Records from a collection of figures
%%

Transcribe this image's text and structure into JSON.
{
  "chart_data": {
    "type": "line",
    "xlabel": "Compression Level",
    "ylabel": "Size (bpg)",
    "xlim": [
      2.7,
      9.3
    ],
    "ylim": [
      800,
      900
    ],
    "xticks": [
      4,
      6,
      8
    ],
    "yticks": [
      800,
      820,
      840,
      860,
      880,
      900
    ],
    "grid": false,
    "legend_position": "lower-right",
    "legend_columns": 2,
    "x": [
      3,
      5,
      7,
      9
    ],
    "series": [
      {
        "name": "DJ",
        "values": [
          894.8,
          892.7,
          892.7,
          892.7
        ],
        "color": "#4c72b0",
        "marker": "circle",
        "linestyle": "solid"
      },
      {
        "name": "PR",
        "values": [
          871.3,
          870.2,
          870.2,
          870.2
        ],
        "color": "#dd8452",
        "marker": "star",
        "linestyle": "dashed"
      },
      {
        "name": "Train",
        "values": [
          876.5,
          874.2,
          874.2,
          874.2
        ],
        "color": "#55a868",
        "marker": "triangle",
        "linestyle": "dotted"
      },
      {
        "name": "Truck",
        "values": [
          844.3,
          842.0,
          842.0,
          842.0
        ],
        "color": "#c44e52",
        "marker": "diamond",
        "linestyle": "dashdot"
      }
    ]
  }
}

%%

▸ The request
Send back every record, precisely as written.

▸ Solution to this task
Transcribe this image's text and structure into JSON.
{
  "chart_data": {
    "type": "line",
    "xlabel": "Compression Level",
    "ylabel": "Size (bpg)",
    "xlim": [
      2.7,
      9.3
    ],
    "ylim": [
      800,
      900
    ],
    "xticks": [
      4,
      6,
      8
    ],
    "yticks": [
      800,
      820,
      840,
      860,
      880,
      900
    ],
    "grid": false,
    "legend_position": "lower-right",
    "legend_columns": 2,
    "x": [
      3,
      5,
      7,
      9
    ],
    "series": [
      {
        "name": "DJ",
        "values": [
          894.8,
          892.7,
          892.7,
          892.7
        ],
        "color": "#4c72b0",
        "marker": "circle",
        "linestyle": "solid"
      },
      {
        "name": "PR",
        "values": [
          871.3,
          870.2,
          870.2,
          870.2
        ],
        "color": "#dd8452",
        "marker": "star",
        "linestyle": "dashed"
      },
      {
        "name": "Train",
        "values": [
          876.5,
          874.2,
          874.2,
          874.2
        ],
        "color": "#55a868",
        "marker": "triangle",
        "linestyle": "dotted"
      },
      {
        "name": "Truck",
        "values": [
          844.3,
          842.0,
          842.0,
          842.0
        ],
        "color": "#c44e52",
        "marker": "diamond",
        "linestyle": "dashdot"
      }
    ]
  }
}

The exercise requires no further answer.